[start Records to use]
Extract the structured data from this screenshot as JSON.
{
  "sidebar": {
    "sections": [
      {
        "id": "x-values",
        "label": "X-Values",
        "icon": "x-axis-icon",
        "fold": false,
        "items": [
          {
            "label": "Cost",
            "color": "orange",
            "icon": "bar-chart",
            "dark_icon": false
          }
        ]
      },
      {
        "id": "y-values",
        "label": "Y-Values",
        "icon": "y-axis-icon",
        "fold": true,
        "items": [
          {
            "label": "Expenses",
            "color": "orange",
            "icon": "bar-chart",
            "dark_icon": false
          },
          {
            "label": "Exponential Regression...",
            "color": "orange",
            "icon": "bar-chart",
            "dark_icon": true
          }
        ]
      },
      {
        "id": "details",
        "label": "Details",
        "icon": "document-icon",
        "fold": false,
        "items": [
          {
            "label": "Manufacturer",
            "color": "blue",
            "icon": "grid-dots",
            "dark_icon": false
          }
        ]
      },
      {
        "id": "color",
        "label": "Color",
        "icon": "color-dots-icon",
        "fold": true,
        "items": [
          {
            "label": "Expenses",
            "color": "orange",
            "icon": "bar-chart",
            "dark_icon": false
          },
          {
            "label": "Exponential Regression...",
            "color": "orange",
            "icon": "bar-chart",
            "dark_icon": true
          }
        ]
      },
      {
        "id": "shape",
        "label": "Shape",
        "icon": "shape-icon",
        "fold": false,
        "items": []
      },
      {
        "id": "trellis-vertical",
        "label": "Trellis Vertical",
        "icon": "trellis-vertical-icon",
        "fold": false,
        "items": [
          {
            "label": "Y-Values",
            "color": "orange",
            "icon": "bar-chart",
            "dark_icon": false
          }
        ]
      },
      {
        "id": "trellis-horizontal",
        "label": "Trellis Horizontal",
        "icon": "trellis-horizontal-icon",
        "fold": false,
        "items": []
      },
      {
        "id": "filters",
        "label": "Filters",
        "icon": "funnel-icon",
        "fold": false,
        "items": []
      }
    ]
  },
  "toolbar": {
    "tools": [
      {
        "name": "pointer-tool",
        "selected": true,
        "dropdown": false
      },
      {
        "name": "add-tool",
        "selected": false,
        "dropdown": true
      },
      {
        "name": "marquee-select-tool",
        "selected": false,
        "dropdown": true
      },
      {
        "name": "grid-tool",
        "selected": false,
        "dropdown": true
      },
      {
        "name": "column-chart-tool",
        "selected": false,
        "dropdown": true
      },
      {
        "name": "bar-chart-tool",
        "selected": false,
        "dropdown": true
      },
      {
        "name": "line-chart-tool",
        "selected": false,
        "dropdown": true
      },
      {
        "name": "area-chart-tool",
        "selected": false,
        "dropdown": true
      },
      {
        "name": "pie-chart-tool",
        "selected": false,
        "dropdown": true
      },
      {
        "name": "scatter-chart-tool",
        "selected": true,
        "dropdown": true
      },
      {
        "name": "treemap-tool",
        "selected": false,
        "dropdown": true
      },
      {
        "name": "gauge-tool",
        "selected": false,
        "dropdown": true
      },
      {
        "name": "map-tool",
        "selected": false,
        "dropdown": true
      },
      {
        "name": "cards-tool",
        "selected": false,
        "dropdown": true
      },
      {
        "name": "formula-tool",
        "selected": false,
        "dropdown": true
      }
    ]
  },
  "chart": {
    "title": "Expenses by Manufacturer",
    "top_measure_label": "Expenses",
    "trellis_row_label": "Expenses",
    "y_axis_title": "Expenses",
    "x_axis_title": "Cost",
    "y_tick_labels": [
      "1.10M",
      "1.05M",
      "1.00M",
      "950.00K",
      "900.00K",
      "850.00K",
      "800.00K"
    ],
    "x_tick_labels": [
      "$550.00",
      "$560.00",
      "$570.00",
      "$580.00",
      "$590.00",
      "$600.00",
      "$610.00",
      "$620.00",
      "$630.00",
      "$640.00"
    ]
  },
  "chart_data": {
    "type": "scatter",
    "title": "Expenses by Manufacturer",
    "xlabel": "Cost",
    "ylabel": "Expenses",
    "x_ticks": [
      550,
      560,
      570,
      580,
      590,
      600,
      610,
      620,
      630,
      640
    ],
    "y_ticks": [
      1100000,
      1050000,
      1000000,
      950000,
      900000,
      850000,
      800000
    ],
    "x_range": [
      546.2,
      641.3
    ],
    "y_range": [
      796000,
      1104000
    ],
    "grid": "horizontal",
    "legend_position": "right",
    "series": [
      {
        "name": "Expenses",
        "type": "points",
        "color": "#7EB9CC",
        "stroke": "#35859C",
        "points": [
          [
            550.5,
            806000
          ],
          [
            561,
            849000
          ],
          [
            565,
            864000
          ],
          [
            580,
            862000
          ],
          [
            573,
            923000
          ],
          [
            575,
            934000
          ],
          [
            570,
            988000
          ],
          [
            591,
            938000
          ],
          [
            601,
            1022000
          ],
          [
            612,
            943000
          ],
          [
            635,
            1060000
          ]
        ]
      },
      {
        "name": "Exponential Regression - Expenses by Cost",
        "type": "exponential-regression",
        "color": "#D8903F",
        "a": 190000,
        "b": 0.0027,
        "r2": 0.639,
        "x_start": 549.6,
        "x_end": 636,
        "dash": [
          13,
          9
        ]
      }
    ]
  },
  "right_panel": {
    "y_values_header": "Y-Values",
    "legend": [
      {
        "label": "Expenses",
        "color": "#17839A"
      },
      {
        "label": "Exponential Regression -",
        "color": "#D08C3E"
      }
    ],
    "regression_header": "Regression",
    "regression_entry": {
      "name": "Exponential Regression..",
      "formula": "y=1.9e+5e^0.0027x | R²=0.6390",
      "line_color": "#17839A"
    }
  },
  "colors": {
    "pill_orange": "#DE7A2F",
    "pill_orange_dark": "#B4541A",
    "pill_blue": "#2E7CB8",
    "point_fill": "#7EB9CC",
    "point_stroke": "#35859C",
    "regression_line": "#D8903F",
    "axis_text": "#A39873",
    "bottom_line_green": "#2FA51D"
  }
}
[end Records to use]
- Written task -
From the preceding material, extract every line exactly.

- Written reply -
Extract the structured data from this screenshot as JSON.
{
  "sidebar": {
    "sections": [
      {
        "id": "x-values",
        "label": "X-Values",
        "icon": "x-axis-icon",
        "fold": false,
        "items": [
          {
            "label": "Cost",
            "color": "orange",
            "icon": "bar-chart",
            "dark_icon": false
          }
        ]
      },
      {
        "id": "y-values",
        "label": "Y-Values",
        "icon": "y-axis-icon",
        "fold": true,
        "items": [
          {
            "label": "Expenses",
            "color": "orange",
            "icon": "bar-chart",
            "dark_icon": false
          },
          {
            "label": "Exponential Regression...",
            "color": "orange",
            "icon": "bar-chart",
            "dark_icon": true
          }
        ]
      },
      {
        "id": "details",
        "label": "Details",
        "icon": "document-icon",
        "fold": false,
        "items": [
          {
            "label": "Manufacturer",
            "color": "blue",
            "icon": "grid-dots",
            "dark_icon": false
          }
        ]
      },
      {
        "id": "color",
        "label": "Color",
        "icon": "color-dots-icon",
        "fold": true,
        "items": [
          {
            "label": "Expenses",
            "color": "orange",
            "icon": "bar-chart",
            "dark_icon": false
          },
          {
            "label": "Exponential Regression...",
            "color": "orange",
            "icon": "bar-chart",
            "dark_icon": true
          }
        ]
      },
      {
        "id": "shape",
        "label": "Shape",
        "icon": "shape-icon",
        "fold": false,
        "items": []
      },
      {
        "id": "trellis-vertical",
        "label": "Trellis Vertical",
        "icon": "trellis-vertical-icon",
        "fold": false,
        "items": [
          {
            "label": "Y-Values",
            "color": "orange",
            "icon": "bar-chart",
            "dark_icon": false
          }
        ]
      },
      {
        "id": "trellis-horizontal",
        "label": "Trellis Horizontal",
        "icon": "trellis-horizontal-icon",
        "fold": false,
        "items": []
      },
      {
        "id": "filters",
        "label": "Filters",
        "icon": "funnel-icon",
        "fold": false,
        "items": []
      }
    ]
  },
  "toolbar": {
    "tools": [
      {
        "name": "pointer-tool",
        "selected": true,
        "dropdown": false
      },
      {
        "name": "add-tool",
        "selected": false,
        "dropdown": true
      },
      {
        "name": "marquee-select-tool",
        "selected": false,
        "dropdown": true
      },
      {
        "name": "grid-tool",
        "selected": false,
        "dropdown": true
      },
      {
        "name": "column-chart-tool",
        "selected": false,
        "dropdown": true
      },
      {
        "name": "bar-chart-tool",
        "selected": false,
        "dropdown": true
      },
      {
        "name": "line-chart-tool",
        "selected": false,
        "dropdown": true
      },
      {
        "name": "area-chart-tool",
        "selected": false,
        "dropdown": true
      },
      {
        "name": "pie-chart-tool",
        "selected": false,
        "dropdown": true
      },
      {
        "name": "scatter-chart-tool",
        "selected": true,
        "dropdown": true
      },
      {
        "name": "treemap-tool",
        "selected": false,
        "dropdown": true
      },
      {
        "name": "gauge-tool",
        "selected": false,
        "dropdown": true
      },
      {
        "name": "map-tool",
        "selected": false,
        "dropdown": true
      },
      {
        "name": "cards-tool",
        "selected": false,
        "dropdown": true
      },
      {
        "name": "formula-tool",
        "selected": false,
        "dropdown": true
      }
    ]
  },
  "chart": {
    "title": "Expenses by Manufacturer",
    "top_measure_label": "Expenses",
    "trellis_row_label": "Expenses",
    "y_axis_title": "Expenses",
    "x_axis_title": "Cost",
    "y_tick_labels": [
      "1.10M",
      "1.05M",
      "1.00M",
      "950.00K",
      "900.00K",
      "850.00K",
      "800.00K"
    ],
    "x_tick_labels": [
      "$550.00",
      "$560.00",
      "$570.00",
      "$580.00",
      "$590.00",
      "$600.00",
      "$610.00",
      "$620.00",
      "$630.00",
      "$640.00"
    ]
  },
  "chart_data": {
    "type": "scatter",
    "title": "Expenses by Manufacturer",
    "xlabel": "Cost",
    "ylabel": "Expenses",
    "x_ticks": [
      550,
      560,
      570,
      580,
      590,
      600,
      610,
      620,
      630,
      640
    ],
    "y_ticks": [
      1100000,
      1050000,
      1000000,
      950000,
      900000,
      850000,
      800000
    ],
    "x_range": [
      546.2,
      641.3
    ],
    "y_range": [
      796000,
      1104000
    ],
    "grid": "horizontal",
    "legend_position": "right",
    "series": [
      {
        "name": "Expenses",
        "type": "points",
        "color": "#7EB9CC",
        "stroke": "#35859C",
        "points": [
          [
            550.5,
            806000
          ],
          [
            561,
            849000
          ],
          [
            565,
            864000
          ],
          [
            580,
            862000
          ],
          [
            573,
            923000
          ],
          [
            575,
            934000
          ],
          [
            570,
            988000
          ],
          [
            591,
            938000
          ],
          [
            601,
            1022000
          ],
          [
            612,
            943000
          ],
          [
            635,
            1060000
          ]
        ]
      },
      {
        "name": "Exponential Regression - Expenses by Cost",
        "type": "exponential-regression",
        "color": "#D8903F",
        "a": 190000,
        "b": 0.0027,
        "r2": 0.639,
        "x_start": 549.6,
        "x_end": 636,
        "dash": [
          13,
          9
        ]
      }
    ]
  },
  "right_panel": {
    "y_values_header": "Y-Values",
    "legend": [
      {
        "label": "Expenses",
        "color": "#17839A"
      },
      {
        "label": "Exponential Regression -",
        "color": "#D08C3E"
      }
    ],
    "regression_header": "Regression",
    "regression_entry": {
      "name": "Exponential Regression..",
      "formula": "y=1.9e+5e^0.0027x | R²=0.6390",
      "line_color": "#17839A"
    }
  },
  "colors": {
    "pill_orange": "#DE7A2F",
    "pill_orange_dark": "#B4541A",
    "pill_blue": "#2E7CB8",
    "point_fill": "#7EB9CC",
    "point_stroke": "#35859C",
    "regression_line": "#D8903F",
    "axis_text": "#A39873",
    "bottom_line_green": "#2FA51D"
  }
}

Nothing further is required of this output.